(Data records)
--------------------------------

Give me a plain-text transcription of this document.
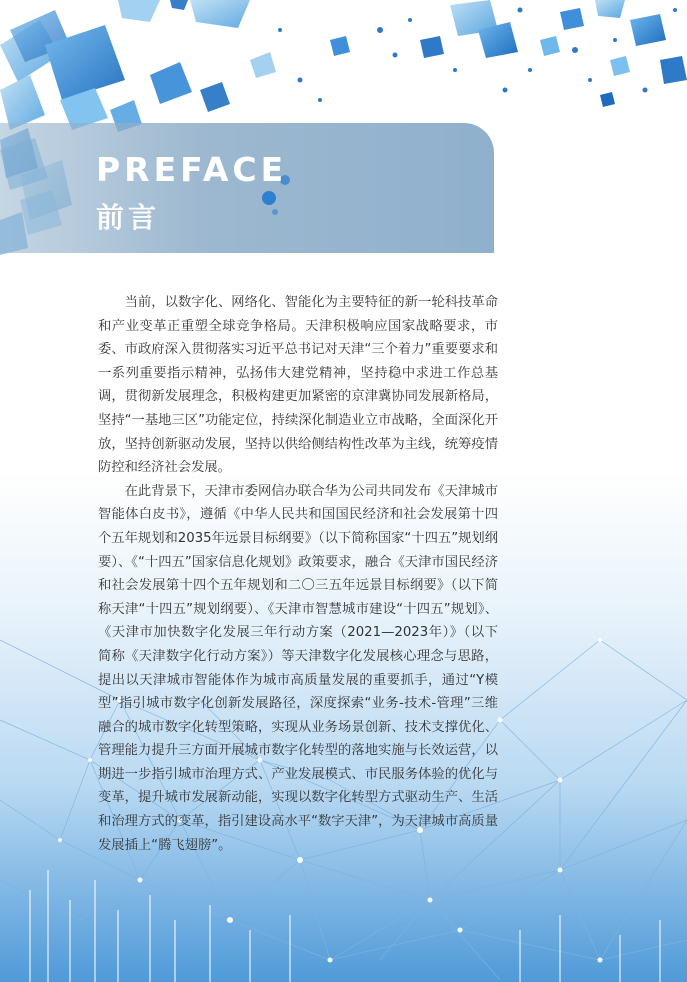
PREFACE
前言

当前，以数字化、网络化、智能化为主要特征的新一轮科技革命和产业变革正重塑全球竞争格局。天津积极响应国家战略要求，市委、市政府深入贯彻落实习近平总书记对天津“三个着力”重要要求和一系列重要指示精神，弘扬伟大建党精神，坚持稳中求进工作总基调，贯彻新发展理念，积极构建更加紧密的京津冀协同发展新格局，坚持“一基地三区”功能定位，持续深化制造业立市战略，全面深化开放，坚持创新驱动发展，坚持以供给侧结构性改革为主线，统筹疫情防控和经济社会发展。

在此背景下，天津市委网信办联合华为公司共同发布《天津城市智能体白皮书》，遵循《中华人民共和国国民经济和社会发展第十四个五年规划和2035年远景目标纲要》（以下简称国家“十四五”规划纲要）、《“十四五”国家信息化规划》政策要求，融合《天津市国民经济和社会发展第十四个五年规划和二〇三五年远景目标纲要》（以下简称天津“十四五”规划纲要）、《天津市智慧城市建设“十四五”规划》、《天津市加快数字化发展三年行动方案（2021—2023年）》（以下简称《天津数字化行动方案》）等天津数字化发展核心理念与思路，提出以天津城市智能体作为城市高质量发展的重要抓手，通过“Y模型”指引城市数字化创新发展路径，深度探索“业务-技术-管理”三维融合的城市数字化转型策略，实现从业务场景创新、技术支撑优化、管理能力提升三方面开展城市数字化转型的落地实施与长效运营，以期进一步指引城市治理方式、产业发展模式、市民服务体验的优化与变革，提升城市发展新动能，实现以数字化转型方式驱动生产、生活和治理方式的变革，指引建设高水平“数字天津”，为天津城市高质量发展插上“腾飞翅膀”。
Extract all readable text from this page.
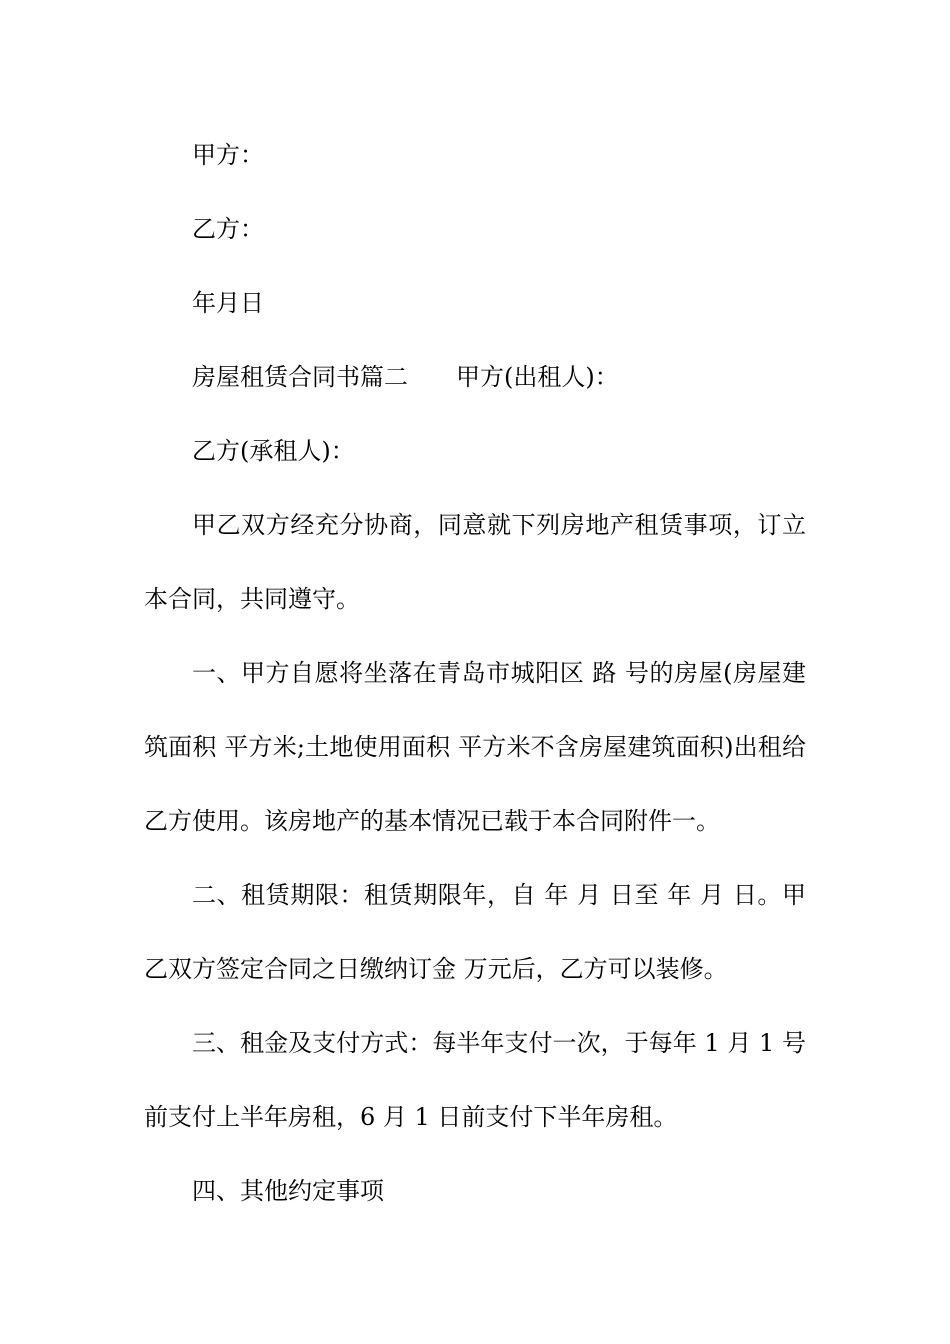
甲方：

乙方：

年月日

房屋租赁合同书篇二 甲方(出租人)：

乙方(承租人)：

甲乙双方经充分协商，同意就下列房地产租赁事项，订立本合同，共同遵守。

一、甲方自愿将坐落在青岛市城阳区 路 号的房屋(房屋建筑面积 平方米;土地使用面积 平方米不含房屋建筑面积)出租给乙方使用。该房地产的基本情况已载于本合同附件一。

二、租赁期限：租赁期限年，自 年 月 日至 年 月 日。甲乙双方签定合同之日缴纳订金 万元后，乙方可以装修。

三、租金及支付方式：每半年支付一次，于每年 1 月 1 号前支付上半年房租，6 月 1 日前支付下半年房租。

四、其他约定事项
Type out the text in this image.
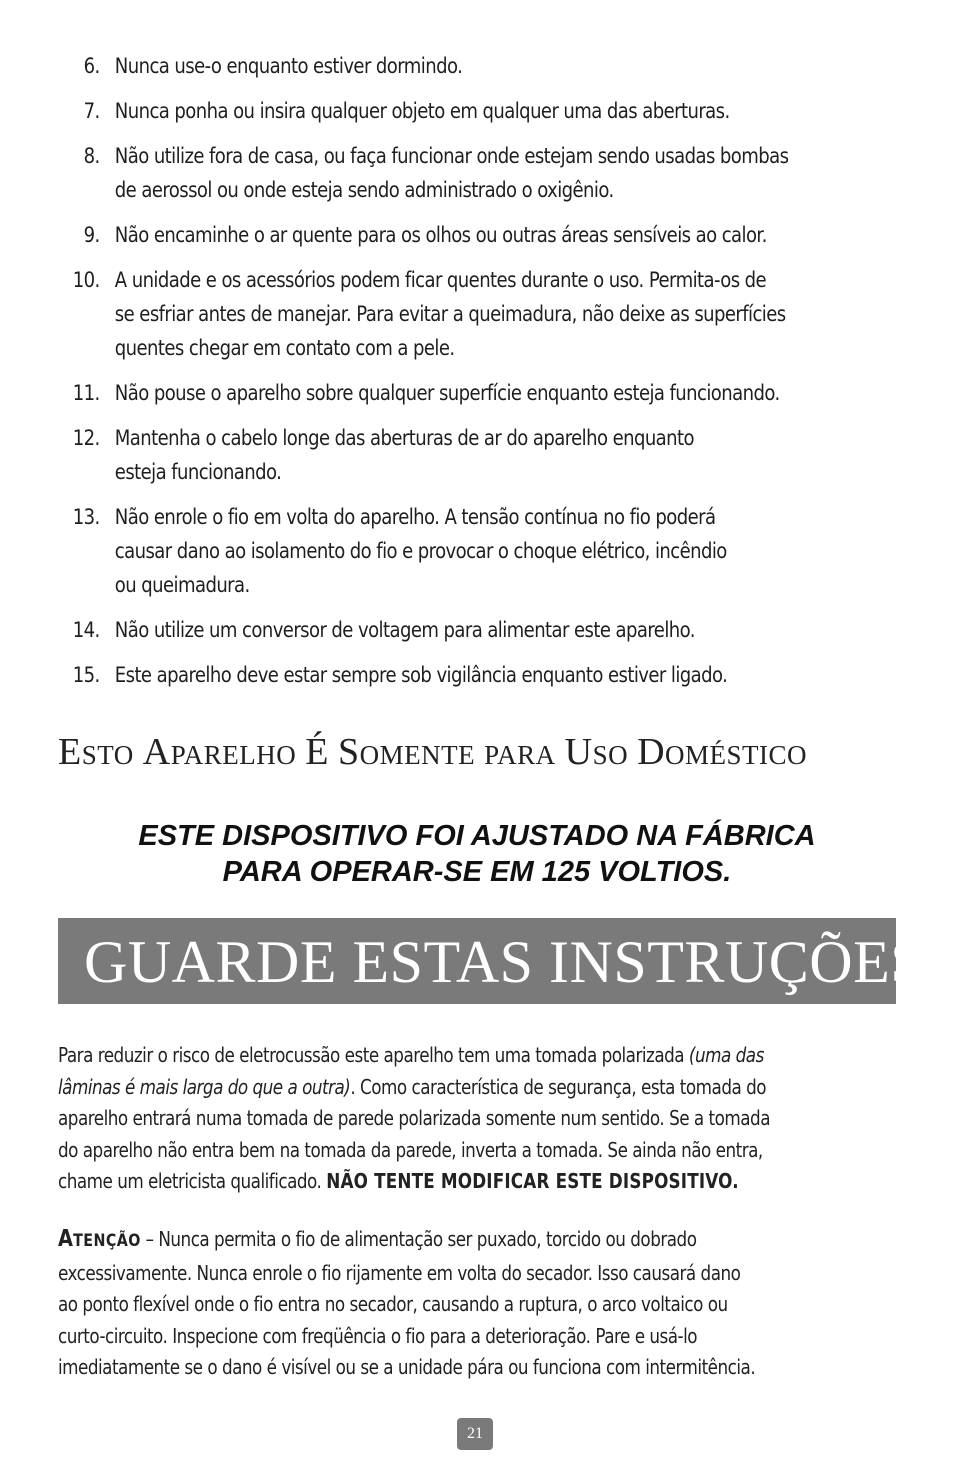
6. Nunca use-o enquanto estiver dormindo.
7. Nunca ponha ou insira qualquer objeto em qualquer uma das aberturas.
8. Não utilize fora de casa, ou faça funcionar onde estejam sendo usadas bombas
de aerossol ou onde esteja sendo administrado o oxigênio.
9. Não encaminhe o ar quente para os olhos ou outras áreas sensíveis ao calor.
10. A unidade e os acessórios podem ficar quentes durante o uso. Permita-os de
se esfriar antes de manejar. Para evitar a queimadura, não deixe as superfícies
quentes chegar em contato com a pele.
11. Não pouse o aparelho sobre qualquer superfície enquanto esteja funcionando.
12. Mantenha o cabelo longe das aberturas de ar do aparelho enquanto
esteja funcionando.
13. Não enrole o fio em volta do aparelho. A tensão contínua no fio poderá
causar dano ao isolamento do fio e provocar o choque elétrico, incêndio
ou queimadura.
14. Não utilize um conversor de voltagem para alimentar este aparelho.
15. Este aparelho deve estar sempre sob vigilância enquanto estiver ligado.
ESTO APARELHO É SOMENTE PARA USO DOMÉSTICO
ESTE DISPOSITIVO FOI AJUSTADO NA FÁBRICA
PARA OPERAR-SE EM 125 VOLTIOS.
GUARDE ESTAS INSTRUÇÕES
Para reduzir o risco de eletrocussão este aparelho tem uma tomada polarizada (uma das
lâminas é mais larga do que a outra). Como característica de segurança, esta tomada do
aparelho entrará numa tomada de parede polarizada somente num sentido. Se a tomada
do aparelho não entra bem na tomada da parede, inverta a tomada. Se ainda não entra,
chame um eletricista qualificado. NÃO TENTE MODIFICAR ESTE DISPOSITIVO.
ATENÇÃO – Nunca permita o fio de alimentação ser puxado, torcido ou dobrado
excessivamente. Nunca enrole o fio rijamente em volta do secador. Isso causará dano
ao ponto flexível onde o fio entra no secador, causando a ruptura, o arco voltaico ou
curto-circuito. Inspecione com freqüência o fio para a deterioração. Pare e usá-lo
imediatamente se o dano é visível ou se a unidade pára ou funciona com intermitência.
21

--------------------------------

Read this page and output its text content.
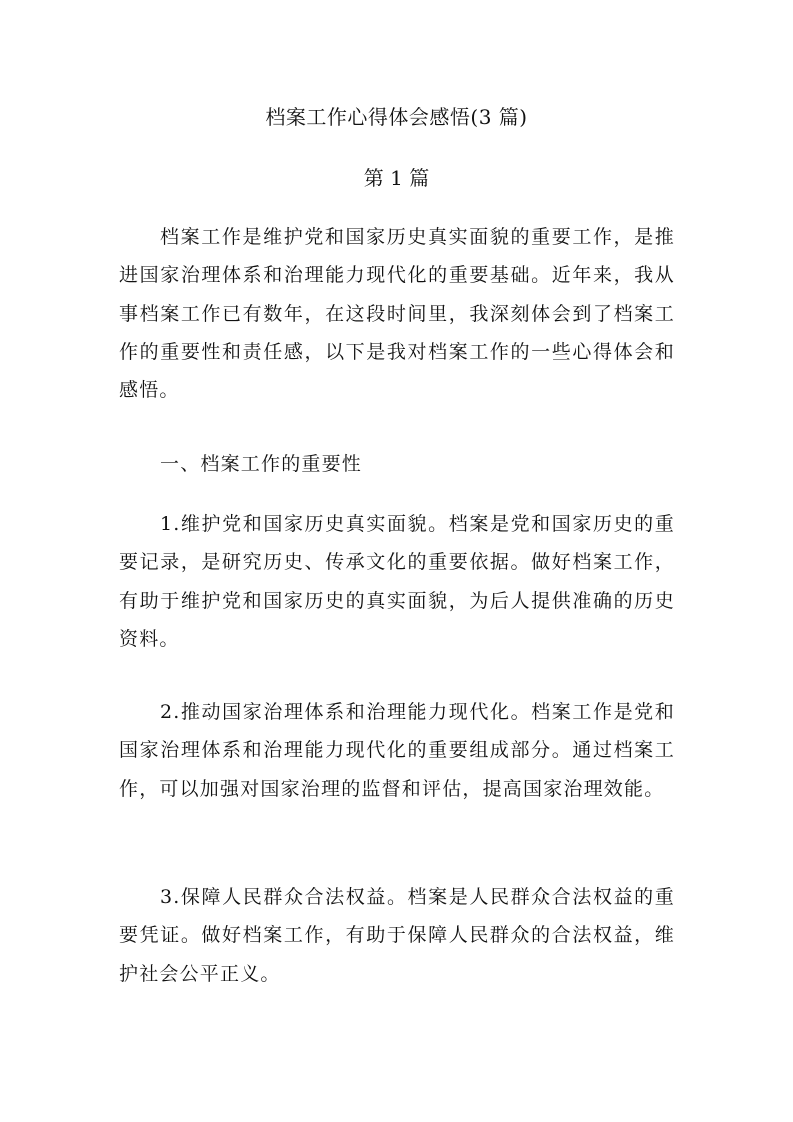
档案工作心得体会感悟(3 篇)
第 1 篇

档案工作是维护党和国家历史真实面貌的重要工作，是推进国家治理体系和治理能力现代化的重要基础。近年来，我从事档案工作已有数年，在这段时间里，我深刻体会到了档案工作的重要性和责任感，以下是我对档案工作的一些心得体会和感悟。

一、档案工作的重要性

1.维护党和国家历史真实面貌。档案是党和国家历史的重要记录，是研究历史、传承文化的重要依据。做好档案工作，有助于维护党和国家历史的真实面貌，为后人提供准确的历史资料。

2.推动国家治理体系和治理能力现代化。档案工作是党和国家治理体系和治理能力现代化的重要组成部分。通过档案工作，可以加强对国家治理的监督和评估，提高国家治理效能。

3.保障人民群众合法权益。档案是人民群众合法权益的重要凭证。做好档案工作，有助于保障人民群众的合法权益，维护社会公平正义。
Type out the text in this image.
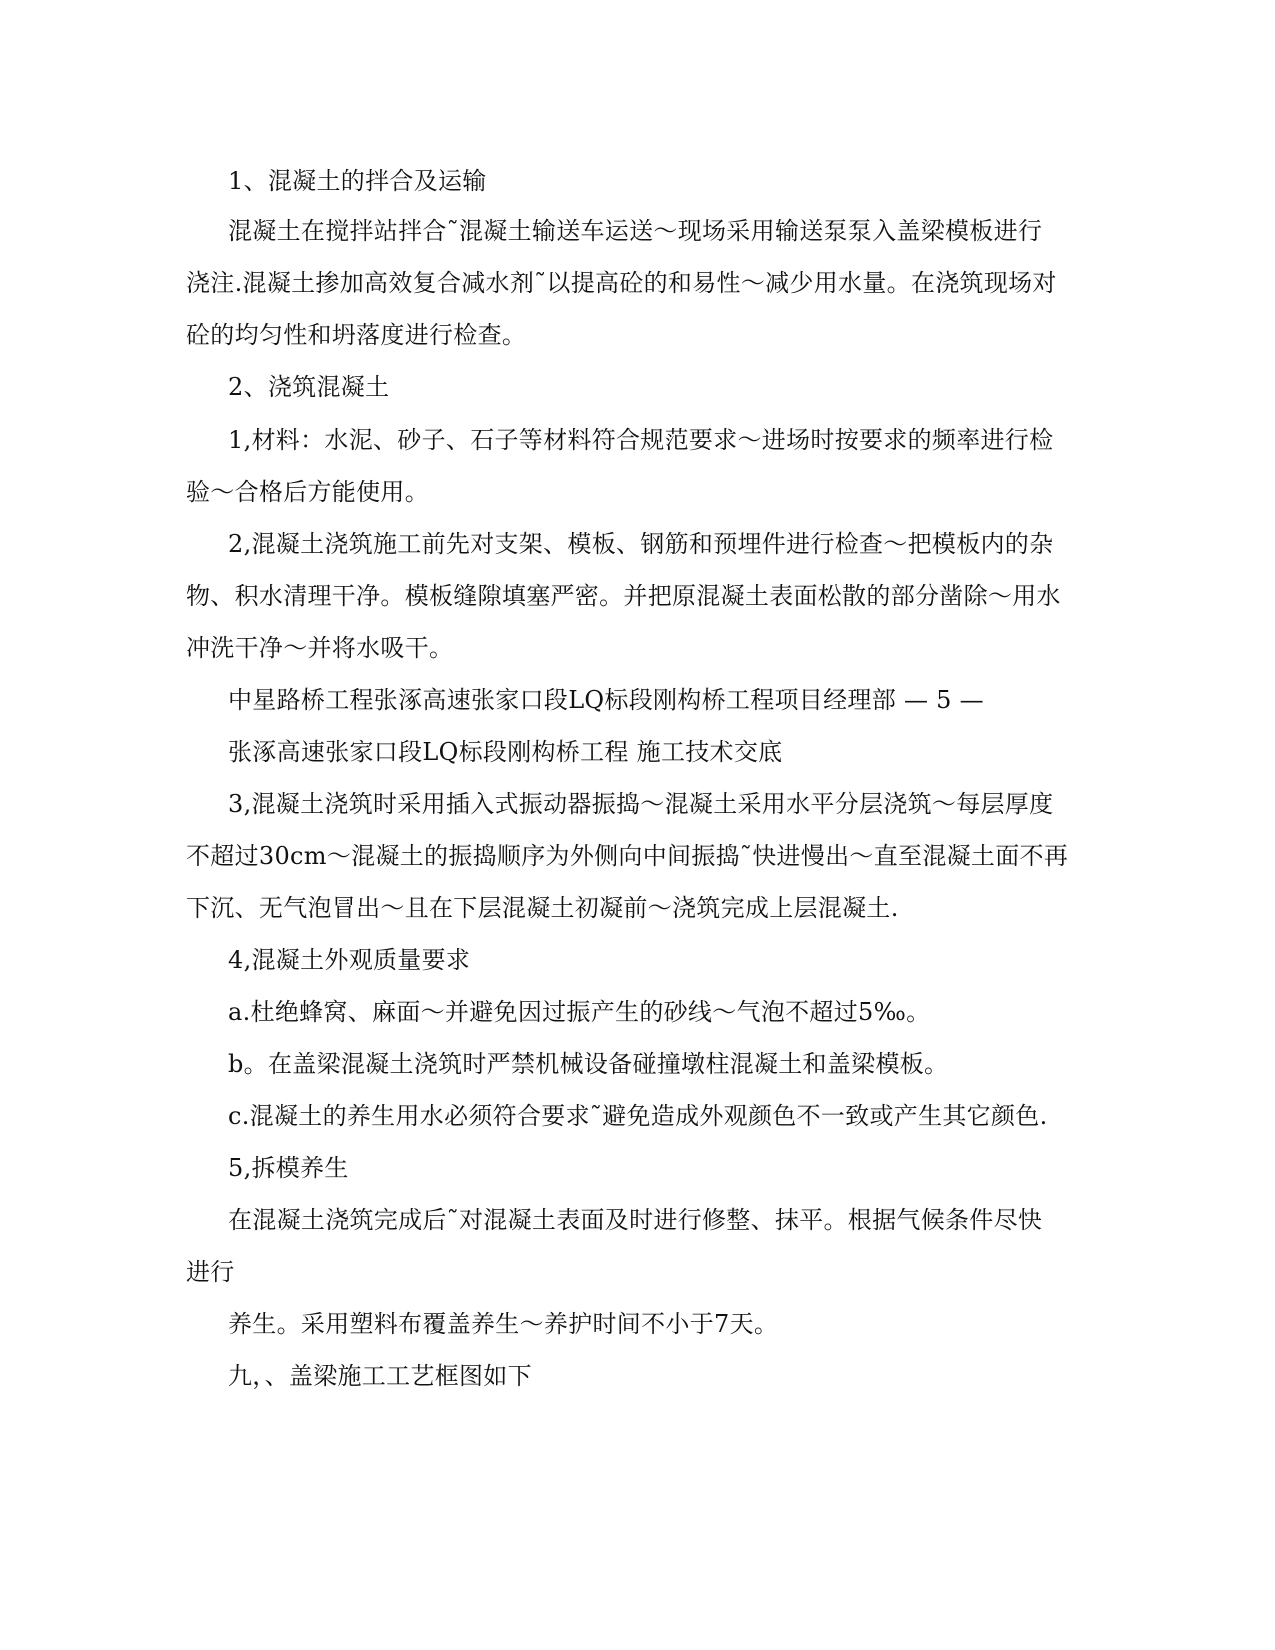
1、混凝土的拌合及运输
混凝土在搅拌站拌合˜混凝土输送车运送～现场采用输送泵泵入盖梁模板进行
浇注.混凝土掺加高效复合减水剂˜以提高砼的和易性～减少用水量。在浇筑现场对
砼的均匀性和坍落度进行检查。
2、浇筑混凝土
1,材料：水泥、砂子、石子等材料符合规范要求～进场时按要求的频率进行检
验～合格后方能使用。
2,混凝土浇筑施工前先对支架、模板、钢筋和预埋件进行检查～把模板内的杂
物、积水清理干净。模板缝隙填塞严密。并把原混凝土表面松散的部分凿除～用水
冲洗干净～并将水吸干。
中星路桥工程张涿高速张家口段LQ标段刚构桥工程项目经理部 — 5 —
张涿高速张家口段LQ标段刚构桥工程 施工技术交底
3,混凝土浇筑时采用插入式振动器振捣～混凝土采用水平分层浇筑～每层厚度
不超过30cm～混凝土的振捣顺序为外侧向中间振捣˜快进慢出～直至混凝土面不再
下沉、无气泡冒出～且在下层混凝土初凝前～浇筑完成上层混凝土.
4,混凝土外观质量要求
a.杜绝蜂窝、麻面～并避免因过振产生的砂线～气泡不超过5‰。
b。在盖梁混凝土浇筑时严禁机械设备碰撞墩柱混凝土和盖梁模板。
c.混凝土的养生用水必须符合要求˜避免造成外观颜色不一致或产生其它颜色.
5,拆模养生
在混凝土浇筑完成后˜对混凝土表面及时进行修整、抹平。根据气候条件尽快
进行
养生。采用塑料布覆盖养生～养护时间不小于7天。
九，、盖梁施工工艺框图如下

--------------------------------

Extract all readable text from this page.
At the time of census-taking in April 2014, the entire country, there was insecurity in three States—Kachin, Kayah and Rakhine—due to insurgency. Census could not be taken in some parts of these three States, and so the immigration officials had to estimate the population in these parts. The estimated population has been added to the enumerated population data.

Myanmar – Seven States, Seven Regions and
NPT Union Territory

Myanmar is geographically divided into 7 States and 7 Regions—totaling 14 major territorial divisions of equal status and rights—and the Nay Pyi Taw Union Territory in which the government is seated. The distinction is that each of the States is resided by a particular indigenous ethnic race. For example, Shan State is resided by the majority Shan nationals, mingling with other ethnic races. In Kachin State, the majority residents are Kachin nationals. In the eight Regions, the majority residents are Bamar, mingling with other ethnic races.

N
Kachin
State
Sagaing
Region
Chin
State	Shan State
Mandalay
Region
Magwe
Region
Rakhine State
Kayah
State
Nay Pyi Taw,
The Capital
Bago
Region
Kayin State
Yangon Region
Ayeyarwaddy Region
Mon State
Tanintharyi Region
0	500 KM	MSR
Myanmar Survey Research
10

--------------------------------

Exercise — Using the material above, report each line where "enrole" occurs.

Correct response —
13. Não enrole o fio em volta do aparelho. A tensão contínua no fio poderá
excessivamente. Nunca enrole o fio rijamente em volta do secador. Isso causará dano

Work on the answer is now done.